__Exercise aim__:
Verbatim output of all the material below is required.

● ● ●

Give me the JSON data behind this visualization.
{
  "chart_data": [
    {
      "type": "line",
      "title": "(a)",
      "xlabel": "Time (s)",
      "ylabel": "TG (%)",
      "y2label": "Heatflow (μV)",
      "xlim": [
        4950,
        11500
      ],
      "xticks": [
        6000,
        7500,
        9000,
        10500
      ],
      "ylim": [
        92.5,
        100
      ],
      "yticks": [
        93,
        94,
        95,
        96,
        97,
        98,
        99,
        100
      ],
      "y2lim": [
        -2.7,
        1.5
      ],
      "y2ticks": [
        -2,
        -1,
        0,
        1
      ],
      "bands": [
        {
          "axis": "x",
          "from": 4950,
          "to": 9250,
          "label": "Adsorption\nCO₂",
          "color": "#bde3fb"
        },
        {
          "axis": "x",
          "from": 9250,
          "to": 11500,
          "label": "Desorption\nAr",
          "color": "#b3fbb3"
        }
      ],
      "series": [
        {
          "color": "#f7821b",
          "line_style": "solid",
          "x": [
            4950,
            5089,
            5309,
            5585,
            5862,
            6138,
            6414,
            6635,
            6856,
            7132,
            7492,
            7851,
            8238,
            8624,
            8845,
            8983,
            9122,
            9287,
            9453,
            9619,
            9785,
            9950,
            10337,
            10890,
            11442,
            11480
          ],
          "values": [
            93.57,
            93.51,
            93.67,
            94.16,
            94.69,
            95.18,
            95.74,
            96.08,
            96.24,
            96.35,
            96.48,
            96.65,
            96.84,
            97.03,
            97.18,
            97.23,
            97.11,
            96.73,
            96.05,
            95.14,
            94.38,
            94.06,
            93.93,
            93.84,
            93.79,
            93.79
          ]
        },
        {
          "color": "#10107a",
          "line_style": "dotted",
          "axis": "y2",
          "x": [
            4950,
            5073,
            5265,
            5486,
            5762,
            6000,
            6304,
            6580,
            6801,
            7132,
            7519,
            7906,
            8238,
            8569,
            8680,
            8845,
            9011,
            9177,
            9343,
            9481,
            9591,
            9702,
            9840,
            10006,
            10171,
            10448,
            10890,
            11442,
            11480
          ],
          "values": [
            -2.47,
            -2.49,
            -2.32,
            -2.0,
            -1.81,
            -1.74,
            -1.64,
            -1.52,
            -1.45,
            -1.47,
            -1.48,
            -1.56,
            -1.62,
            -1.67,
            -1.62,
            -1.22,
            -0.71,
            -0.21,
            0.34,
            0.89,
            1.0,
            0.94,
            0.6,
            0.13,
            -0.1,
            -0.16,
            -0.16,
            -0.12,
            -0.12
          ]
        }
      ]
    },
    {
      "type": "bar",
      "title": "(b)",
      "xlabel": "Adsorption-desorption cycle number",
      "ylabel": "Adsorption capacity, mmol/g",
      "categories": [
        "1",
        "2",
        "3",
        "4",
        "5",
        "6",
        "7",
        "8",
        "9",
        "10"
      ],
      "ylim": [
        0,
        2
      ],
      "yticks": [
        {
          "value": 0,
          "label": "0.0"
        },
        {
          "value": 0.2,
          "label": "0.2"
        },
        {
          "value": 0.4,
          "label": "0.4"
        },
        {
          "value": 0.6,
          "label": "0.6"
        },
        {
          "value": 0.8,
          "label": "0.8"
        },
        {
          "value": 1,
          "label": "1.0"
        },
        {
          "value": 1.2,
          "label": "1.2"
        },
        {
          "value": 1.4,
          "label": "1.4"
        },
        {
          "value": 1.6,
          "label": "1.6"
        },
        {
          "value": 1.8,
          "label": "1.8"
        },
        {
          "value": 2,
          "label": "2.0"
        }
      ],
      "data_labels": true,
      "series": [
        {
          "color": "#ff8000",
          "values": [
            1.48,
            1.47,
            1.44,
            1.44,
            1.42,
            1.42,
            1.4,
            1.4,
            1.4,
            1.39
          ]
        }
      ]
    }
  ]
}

● ● ●

__Final result__:
Give me the JSON data behind this visualization.
{
  "chart_data": [
    {
      "type": "line",
      "title": "(a)",
      "xlabel": "Time (s)",
      "ylabel": "TG (%)",
      "y2label": "Heatflow (μV)",
      "xlim": [
        4950,
        11500
      ],
      "xticks": [
        6000,
        7500,
        9000,
        10500
      ],
      "ylim": [
        92.5,
        100
      ],
      "yticks": [
        93,
        94,
        95,
        96,
        97,
        98,
        99,
        100
      ],
      "y2lim": [
        -2.7,
        1.5
      ],
      "y2ticks": [
        -2,
        -1,
        0,
        1
      ],
      "bands": [
        {
          "axis": "x",
          "from": 4950,
          "to": 9250,
          "label": "Adsorption\nCO₂",
          "color": "#bde3fb"
        },
        {
          "axis": "x",
          "from": 9250,
          "to": 11500,
          "label": "Desorption\nAr",
          "color": "#b3fbb3"
        }
      ],
      "series": [
        {
          "color": "#f7821b",
          "line_style": "solid",
          "x": [
            4950,
            5089,
            5309,
            5585,
            5862,
            6138,
            6414,
            6635,
            6856,
            7132,
            7492,
            7851,
            8238,
            8624,
            8845,
            8983,
            9122,
            9287,
            9453,
            9619,
            9785,
            9950,
            10337,
            10890,
            11442,
            11480
          ],
          "values": [
            93.57,
            93.51,
            93.67,
            94.16,
            94.69,
            95.18,
            95.74,
            96.08,
            96.24,
            96.35,
            96.48,
            96.65,
            96.84,
            97.03,
            97.18,
            97.23,
            97.11,
            96.73,
            96.05,
            95.14,
            94.38,
            94.06,
            93.93,
            93.84,
            93.79,
            93.79
          ]
        },
        {
          "color": "#10107a",
          "line_style": "dotted",
          "axis": "y2",
          "x": [
            4950,
            5073,
            5265,
            5486,
            5762,
            6000,
            6304,
            6580,
            6801,
            7132,
            7519,
            7906,
            8238,
            8569,
            8680,
            8845,
            9011,
            9177,
            9343,
            9481,
            9591,
            9702,
            9840,
            10006,
            10171,
            10448,
            10890,
            11442,
            11480
          ],
          "values": [
            -2.47,
            -2.49,
            -2.32,
            -2.0,
            -1.81,
            -1.74,
            -1.64,
            -1.52,
            -1.45,
            -1.47,
            -1.48,
            -1.56,
            -1.62,
            -1.67,
            -1.62,
            -1.22,
            -0.71,
            -0.21,
            0.34,
            0.89,
            1.0,
            0.94,
            0.6,
            0.13,
            -0.1,
            -0.16,
            -0.16,
            -0.12,
            -0.12
          ]
        }
      ]
    },
    {
      "type": "bar",
      "title": "(b)",
      "xlabel": "Adsorption-desorption cycle number",
      "ylabel": "Adsorption capacity, mmol/g",
      "categories": [
        "1",
        "2",
        "3",
        "4",
        "5",
        "6",
        "7",
        "8",
        "9",
        "10"
      ],
      "ylim": [
        0,
        2
      ],
      "yticks": [
        {
          "value": 0,
          "label": "0.0"
        },
        {
          "value": 0.2,
          "label": "0.2"
        },
        {
          "value": 0.4,
          "label": "0.4"
        },
        {
          "value": 0.6,
          "label": "0.6"
        },
        {
          "value": 0.8,
          "label": "0.8"
        },
        {
          "value": 1,
          "label": "1.0"
        },
        {
          "value": 1.2,
          "label": "1.2"
        },
        {
          "value": 1.4,
          "label": "1.4"
        },
        {
          "value": 1.6,
          "label": "1.6"
        },
        {
          "value": 1.8,
          "label": "1.8"
        },
        {
          "value": 2,
          "label": "2.0"
        }
      ],
      "data_labels": true,
      "series": [
        {
          "color": "#ff8000",
          "values": [
            1.48,
            1.47,
            1.44,
            1.44,
            1.42,
            1.42,
            1.4,
            1.4,
            1.4,
            1.39
          ]
        }
      ]
    }
  ]
}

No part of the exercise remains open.